# To do:
Return exactly the lines from the one bearing "Convert this document image to plain text." through the last, and no others. Pictures must be left out.

# Provided data:
## START

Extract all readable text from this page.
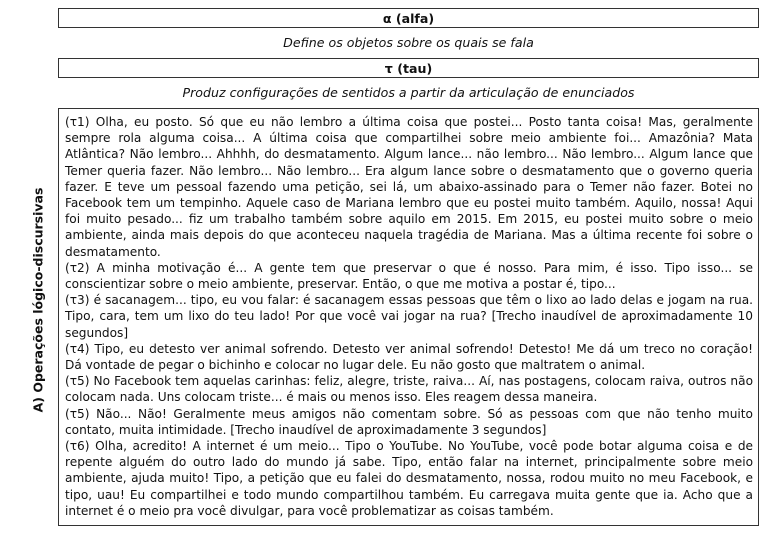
A) Operações lógico-discursivas
α (alfa)
Define os objetos sobre os quais se fala
τ (tau)
Produz configurações de sentidos a partir da articulação de enunciados

(τ1) Olha, eu posto. Só que eu não lembro a última coisa que postei... Posto tanta coisa! Mas, geralmente sempre rola alguma coisa... A última coisa que compartilhei sobre meio ambiente foi... Amazônia? Mata Atlântica? Não lembro... Ahhhh, do desmatamento. Algum lance... não lembro... Não lembro... Algum lance que Temer queria fazer. Não lembro... Não lembro... Era algum lance sobre o desmatamento que o governo queria fazer. E teve um pessoal fazendo uma petição, sei lá, um abaixo-assinado para o Temer não fazer. Botei no Facebook tem um tempinho. Aquele caso de Mariana lembro que eu postei muito também. Aquilo, nossa! Aqui foi muito pesado... fiz um trabalho também sobre aquilo em 2015. Em 2015, eu postei muito sobre o meio ambiente, ainda mais depois do que aconteceu naquela tragédia de Mariana. Mas a última recente foi sobre o desmatamento.

(τ2) A minha motivação é... A gente tem que preservar o que é nosso. Para mim, é isso. Tipo isso... se conscientizar sobre o meio ambiente, preservar. Então, o que me motiva a postar é, tipo...

(τ3) é sacanagem... tipo, eu vou falar: é sacanagem essas pessoas que têm o lixo ao lado delas e jogam na rua. Tipo, cara, tem um lixo do teu lado! Por que você vai jogar na rua? [Trecho inaudível de aproximadamente 10 segundos]

(τ4) Tipo, eu detesto ver animal sofrendo. Detesto ver animal sofrendo! Detesto! Me dá um treco no coração! Dá vontade de pegar o bichinho e colocar no lugar dele. Eu não gosto que maltratem o animal.

(τ5) No Facebook tem aquelas carinhas: feliz, alegre, triste, raiva... Aí, nas postagens, colocam raiva, outros não colocam nada. Uns colocam triste... é mais ou menos isso. Eles reagem dessa maneira.

(τ5) Não... Não! Geralmente meus amigos não comentam sobre. Só as pessoas com que não tenho muito contato, muita intimidade. [Trecho inaudível de aproximadamente 3 segundos]

(τ6) Olha, acredito! A internet é um meio... Tipo o YouTube. No YouTube, você pode botar alguma coisa e de repente alguém do outro lado do mundo já sabe. Tipo, então falar na internet, principalmente sobre meio ambiente, ajuda muito! Tipo, a petição que eu falei do desmatamento, nossa, rodou muito no meu Facebook, e tipo, uau! Eu compartilhei e todo mundo compartilhou também. Eu carregava muita gente que ia. Acho que a internet é o meio pra você divulgar, para você problematizar as coisas também.
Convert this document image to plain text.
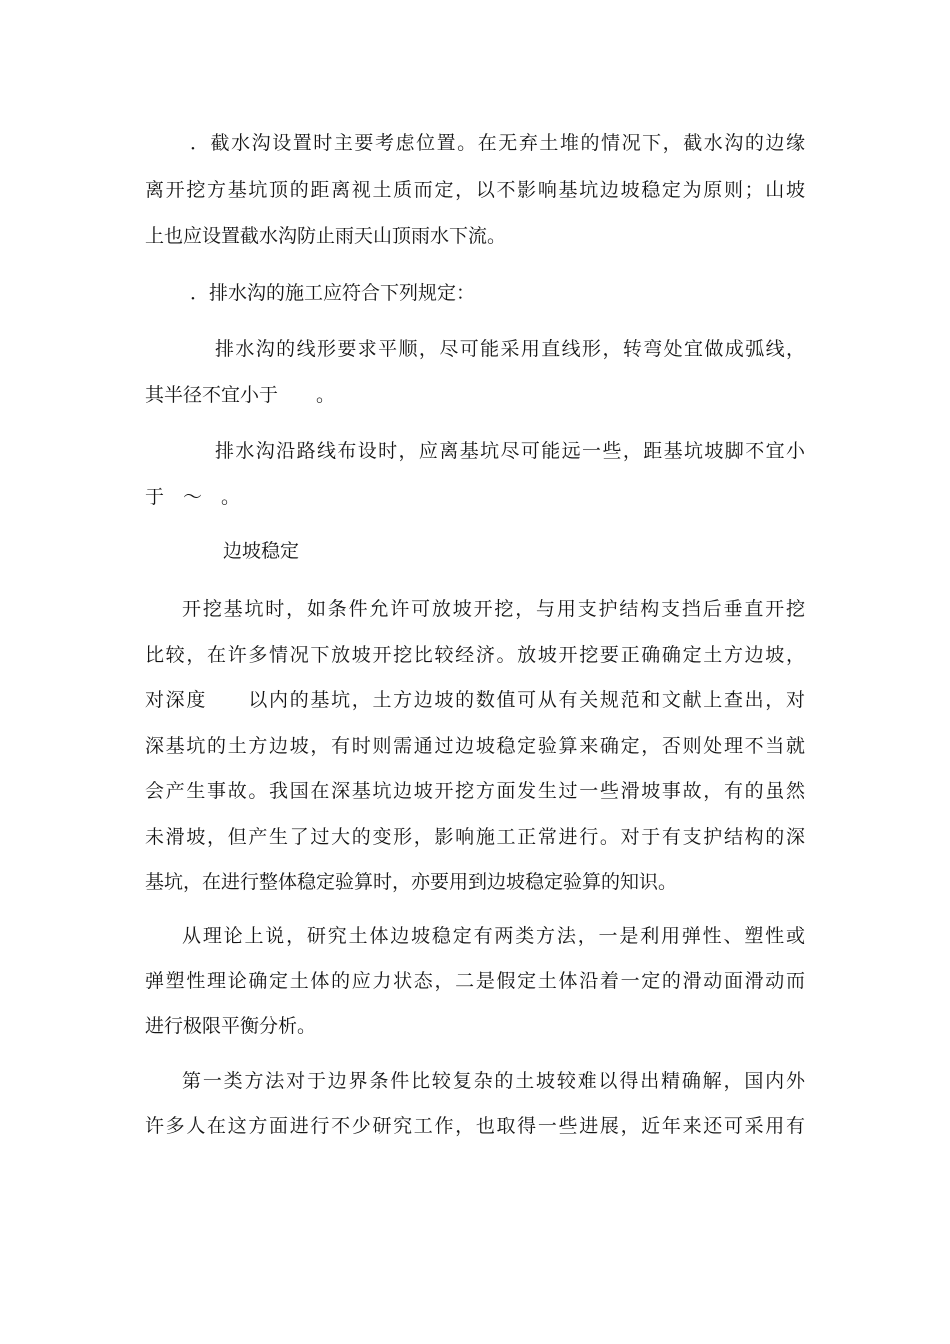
．截水沟设置时主要考虑位置。在无弃土堆的情况下，截水沟的边缘
离开挖方基坑顶的距离视土质而定，以不影响基坑边坡稳定为原则；山坡
上也应设置截水沟防止雨天山顶雨水下流。
．排水沟的施工应符合下列规定：
排水沟的线形要求平顺，尽可能采用直线形，转弯处宜做成弧线，
其半径不宜小于　　。
排水沟沿路线布设时，应离基坑尽可能远一些，距基坑坡脚不宜小
于　～　。
边坡稳定
开挖基坑时，如条件允许可放坡开挖，与用支护结构支挡后垂直开挖
比较，在许多情况下放坡开挖比较经济。放坡开挖要正确确定土方边坡，
对深度　　以内的基坑，土方边坡的数值可从有关规范和文献上查出，对
深基坑的土方边坡，有时则需通过边坡稳定验算来确定，否则处理不当就
会产生事故。我国在深基坑边坡开挖方面发生过一些滑坡事故，有的虽然
未滑坡，但产生了过大的变形，影响施工正常进行。对于有支护结构的深
基坑，在进行整体稳定验算时，亦要用到边坡稳定验算的知识。
从理论上说，研究土体边坡稳定有两类方法，一是利用弹性、塑性或
弹塑性理论确定土体的应力状态，二是假定土体沿着一定的滑动面滑动而
进行极限平衡分析。
第一类方法对于边界条件比较复杂的土坡较难以得出精确解，国内外
许多人在这方面进行不少研究工作，也取得一些进展，近年来还可采用有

## END

# Solution to the exercise:
Convert this document image to plain text.
．截水沟设置时主要考虑位置。在无弃土堆的情况下，截水沟的边缘
离开挖方基坑顶的距离视土质而定，以不影响基坑边坡稳定为原则；山坡
上也应设置截水沟防止雨天山顶雨水下流。
．排水沟的施工应符合下列规定：
排水沟的线形要求平顺，尽可能采用直线形，转弯处宜做成弧线，
其半径不宜小于　　。
排水沟沿路线布设时，应离基坑尽可能远一些，距基坑坡脚不宜小
于　～　。
边坡稳定
开挖基坑时，如条件允许可放坡开挖，与用支护结构支挡后垂直开挖
比较，在许多情况下放坡开挖比较经济。放坡开挖要正确确定土方边坡，
对深度　　以内的基坑，土方边坡的数值可从有关规范和文献上查出，对
深基坑的土方边坡，有时则需通过边坡稳定验算来确定，否则处理不当就
会产生事故。我国在深基坑边坡开挖方面发生过一些滑坡事故，有的虽然
未滑坡，但产生了过大的变形，影响施工正常进行。对于有支护结构的深
基坑，在进行整体稳定验算时，亦要用到边坡稳定验算的知识。
从理论上说，研究土体边坡稳定有两类方法，一是利用弹性、塑性或
弹塑性理论确定土体的应力状态，二是假定土体沿着一定的滑动面滑动而
进行极限平衡分析。
第一类方法对于边界条件比较复杂的土坡较难以得出精确解，国内外
许多人在这方面进行不少研究工作，也取得一些进展，近年来还可采用有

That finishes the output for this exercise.